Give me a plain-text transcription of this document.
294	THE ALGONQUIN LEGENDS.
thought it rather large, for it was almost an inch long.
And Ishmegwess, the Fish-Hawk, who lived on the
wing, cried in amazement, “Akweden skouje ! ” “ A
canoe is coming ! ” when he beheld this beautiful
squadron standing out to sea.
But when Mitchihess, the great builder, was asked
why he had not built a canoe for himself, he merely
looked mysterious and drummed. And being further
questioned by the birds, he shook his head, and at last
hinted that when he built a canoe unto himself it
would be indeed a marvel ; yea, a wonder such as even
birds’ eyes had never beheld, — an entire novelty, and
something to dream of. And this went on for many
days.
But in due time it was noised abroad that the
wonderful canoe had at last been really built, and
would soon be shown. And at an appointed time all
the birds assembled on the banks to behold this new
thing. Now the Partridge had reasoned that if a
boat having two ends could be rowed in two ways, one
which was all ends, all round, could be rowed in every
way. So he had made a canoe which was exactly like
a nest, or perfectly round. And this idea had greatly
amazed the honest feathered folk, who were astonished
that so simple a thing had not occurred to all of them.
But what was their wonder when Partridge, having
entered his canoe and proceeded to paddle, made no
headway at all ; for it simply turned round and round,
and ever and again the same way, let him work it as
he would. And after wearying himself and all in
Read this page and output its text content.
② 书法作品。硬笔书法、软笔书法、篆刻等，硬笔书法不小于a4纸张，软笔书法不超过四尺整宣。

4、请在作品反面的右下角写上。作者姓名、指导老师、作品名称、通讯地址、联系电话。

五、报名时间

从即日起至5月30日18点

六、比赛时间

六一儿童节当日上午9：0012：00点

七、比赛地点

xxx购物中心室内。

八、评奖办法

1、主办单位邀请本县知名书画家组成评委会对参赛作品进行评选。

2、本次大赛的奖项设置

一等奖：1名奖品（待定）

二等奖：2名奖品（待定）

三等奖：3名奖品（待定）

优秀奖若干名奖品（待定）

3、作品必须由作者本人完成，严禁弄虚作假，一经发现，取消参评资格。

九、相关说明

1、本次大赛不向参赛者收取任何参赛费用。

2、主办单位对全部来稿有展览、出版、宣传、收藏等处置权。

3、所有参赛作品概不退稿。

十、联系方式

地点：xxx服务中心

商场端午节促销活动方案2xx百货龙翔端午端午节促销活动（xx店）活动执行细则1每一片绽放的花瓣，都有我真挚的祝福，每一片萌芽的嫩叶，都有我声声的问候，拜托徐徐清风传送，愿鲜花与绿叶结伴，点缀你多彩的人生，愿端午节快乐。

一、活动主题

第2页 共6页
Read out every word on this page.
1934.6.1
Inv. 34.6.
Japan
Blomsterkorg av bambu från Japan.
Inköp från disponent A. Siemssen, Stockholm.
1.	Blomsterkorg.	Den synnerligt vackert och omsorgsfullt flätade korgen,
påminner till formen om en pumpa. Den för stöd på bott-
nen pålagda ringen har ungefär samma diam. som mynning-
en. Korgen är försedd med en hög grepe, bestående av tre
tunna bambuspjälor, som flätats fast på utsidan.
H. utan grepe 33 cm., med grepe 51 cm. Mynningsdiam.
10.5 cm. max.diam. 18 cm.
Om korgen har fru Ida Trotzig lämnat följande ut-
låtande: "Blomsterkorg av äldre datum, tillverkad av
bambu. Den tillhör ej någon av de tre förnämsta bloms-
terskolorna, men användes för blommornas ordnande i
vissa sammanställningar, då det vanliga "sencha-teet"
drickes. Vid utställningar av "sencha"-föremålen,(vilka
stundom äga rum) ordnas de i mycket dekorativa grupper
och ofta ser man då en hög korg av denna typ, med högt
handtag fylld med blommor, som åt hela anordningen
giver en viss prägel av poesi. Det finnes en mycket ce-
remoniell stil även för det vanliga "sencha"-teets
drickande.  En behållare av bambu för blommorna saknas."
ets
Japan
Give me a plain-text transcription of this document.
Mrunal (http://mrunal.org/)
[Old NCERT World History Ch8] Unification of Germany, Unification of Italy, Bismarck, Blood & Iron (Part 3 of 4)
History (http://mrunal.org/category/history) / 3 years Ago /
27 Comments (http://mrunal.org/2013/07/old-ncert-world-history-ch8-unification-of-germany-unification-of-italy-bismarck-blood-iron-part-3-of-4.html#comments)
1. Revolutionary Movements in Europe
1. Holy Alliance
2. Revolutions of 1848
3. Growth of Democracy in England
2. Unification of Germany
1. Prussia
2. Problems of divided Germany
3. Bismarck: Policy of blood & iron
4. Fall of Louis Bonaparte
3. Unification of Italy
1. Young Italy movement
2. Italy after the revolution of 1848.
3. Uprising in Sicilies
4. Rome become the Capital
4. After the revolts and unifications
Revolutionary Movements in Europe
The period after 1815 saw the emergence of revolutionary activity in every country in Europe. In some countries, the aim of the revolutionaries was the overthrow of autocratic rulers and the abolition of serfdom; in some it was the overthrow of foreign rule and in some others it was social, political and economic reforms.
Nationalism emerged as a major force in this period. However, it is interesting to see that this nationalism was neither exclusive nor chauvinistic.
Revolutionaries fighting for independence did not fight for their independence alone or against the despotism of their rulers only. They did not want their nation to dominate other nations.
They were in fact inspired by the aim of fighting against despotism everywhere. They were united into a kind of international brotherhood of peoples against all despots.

REQUIREMENT:
Repeat every entry exactly as written above.

THE ANSWER:
Give me a plain-text transcription of this document.
294	THE ALGONQUIN LEGENDS.
thought it rather large, for it was almost an inch long.
And Ishmegwess, the Fish-Hawk, who lived on the
wing, cried in amazement, “Akweden skouje ! ” “ A
canoe is coming ! ” when he beheld this beautiful
squadron standing out to sea.
But when Mitchihess, the great builder, was asked
why he had not built a canoe for himself, he merely
looked mysterious and drummed. And being further
questioned by the birds, he shook his head, and at last
hinted that when he built a canoe unto himself it
would be indeed a marvel ; yea, a wonder such as even
birds’ eyes had never beheld, — an entire novelty, and
something to dream of. And this went on for many
days.
But in due time it was noised abroad that the
wonderful canoe had at last been really built, and
would soon be shown. And at an appointed time all
the birds assembled on the banks to behold this new
thing. Now the Partridge had reasoned that if a
boat having two ends could be rowed in two ways, one
which was all ends, all round, could be rowed in every
way. So he had made a canoe which was exactly like
a nest, or perfectly round. And this idea had greatly
amazed the honest feathered folk, who were astonished
that so simple a thing had not occurred to all of them.
But what was their wonder when Partridge, having
entered his canoe and proceeded to paddle, made no
headway at all ; for it simply turned round and round,
and ever and again the same way, let him work it as
he would. And after wearying himself and all in
Read this page and output its text content.
② 书法作品。硬笔书法、软笔书法、篆刻等，硬笔书法不小于a4纸张，软笔书法不超过四尺整宣。

4、请在作品反面的右下角写上。作者姓名、指导老师、作品名称、通讯地址、联系电话。

五、报名时间

从即日起至5月30日18点

六、比赛时间

六一儿童节当日上午9：0012：00点

七、比赛地点

xxx购物中心室内。

八、评奖办法

1、主办单位邀请本县知名书画家组成评委会对参赛作品进行评选。

2、本次大赛的奖项设置

一等奖：1名奖品（待定）

二等奖：2名奖品（待定）

三等奖：3名奖品（待定）

优秀奖若干名奖品（待定）

3、作品必须由作者本人完成，严禁弄虚作假，一经发现，取消参评资格。

九、相关说明

1、本次大赛不向参赛者收取任何参赛费用。

2、主办单位对全部来稿有展览、出版、宣传、收藏等处置权。

3、所有参赛作品概不退稿。

十、联系方式

地点：xxx服务中心

商场端午节促销活动方案2xx百货龙翔端午端午节促销活动（xx店）活动执行细则1每一片绽放的花瓣，都有我真挚的祝福，每一片萌芽的嫩叶，都有我声声的问候，拜托徐徐清风传送，愿鲜花与绿叶结伴，点缀你多彩的人生，愿端午节快乐。

一、活动主题

第2页 共6页
Read out every word on this page.
1934.6.1
Inv. 34.6.
Japan
Blomsterkorg av bambu från Japan.
Inköp från disponent A. Siemssen, Stockholm.
1.	Blomsterkorg.	Den synnerligt vackert och omsorgsfullt flätade korgen,
påminner till formen om en pumpa. Den för stöd på bott-
nen pålagda ringen har ungefär samma diam. som mynning-
en. Korgen är försedd med en hög grepe, bestående av tre
tunna bambuspjälor, som flätats fast på utsidan.
H. utan grepe 33 cm., med grepe 51 cm. Mynningsdiam.
10.5 cm. max.diam. 18 cm.
Om korgen har fru Ida Trotzig lämnat följande ut-
låtande: "Blomsterkorg av äldre datum, tillverkad av
bambu. Den tillhör ej någon av de tre förnämsta bloms-
terskolorna, men användes för blommornas ordnande i
vissa sammanställningar, då det vanliga "sencha-teet"
drickes. Vid utställningar av "sencha"-föremålen,(vilka
stundom äga rum) ordnas de i mycket dekorativa grupper
och ofta ser man då en hög korg av denna typ, med högt
handtag fylld med blommor, som åt hela anordningen
giver en viss prägel av poesi. Det finnes en mycket ce-
remoniell stil även för det vanliga "sencha"-teets
drickande.  En behållare av bambu för blommorna saknas."
ets
Japan
Give me a plain-text transcription of this document.
Mrunal (http://mrunal.org/)
[Old NCERT World History Ch8] Unification of Germany, Unification of Italy, Bismarck, Blood & Iron (Part 3 of 4)
History (http://mrunal.org/category/history) / 3 years Ago /
27 Comments (http://mrunal.org/2013/07/old-ncert-world-history-ch8-unification-of-germany-unification-of-italy-bismarck-blood-iron-part-3-of-4.html#comments)
1. Revolutionary Movements in Europe
1. Holy Alliance
2. Revolutions of 1848
3. Growth of Democracy in England
2. Unification of Germany
1. Prussia
2. Problems of divided Germany
3. Bismarck: Policy of blood & iron
4. Fall of Louis Bonaparte
3. Unification of Italy
1. Young Italy movement
2. Italy after the revolution of 1848.
3. Uprising in Sicilies
4. Rome become the Capital
4. After the revolts and unifications
Revolutionary Movements in Europe
The period after 1815 saw the emergence of revolutionary activity in every country in Europe. In some countries, the aim of the revolutionaries was the overthrow of autocratic rulers and the abolition of serfdom; in some it was the overthrow of foreign rule and in some others it was social, political and economic reforms.
Nationalism emerged as a major force in this period. However, it is interesting to see that this nationalism was neither exclusive nor chauvinistic.
Revolutionaries fighting for independence did not fight for their independence alone or against the despotism of their rulers only. They did not want their nation to dominate other nations.
They were in fact inspired by the aim of fighting against despotism everywhere. They were united into a kind of international brotherhood of peoples against all despots.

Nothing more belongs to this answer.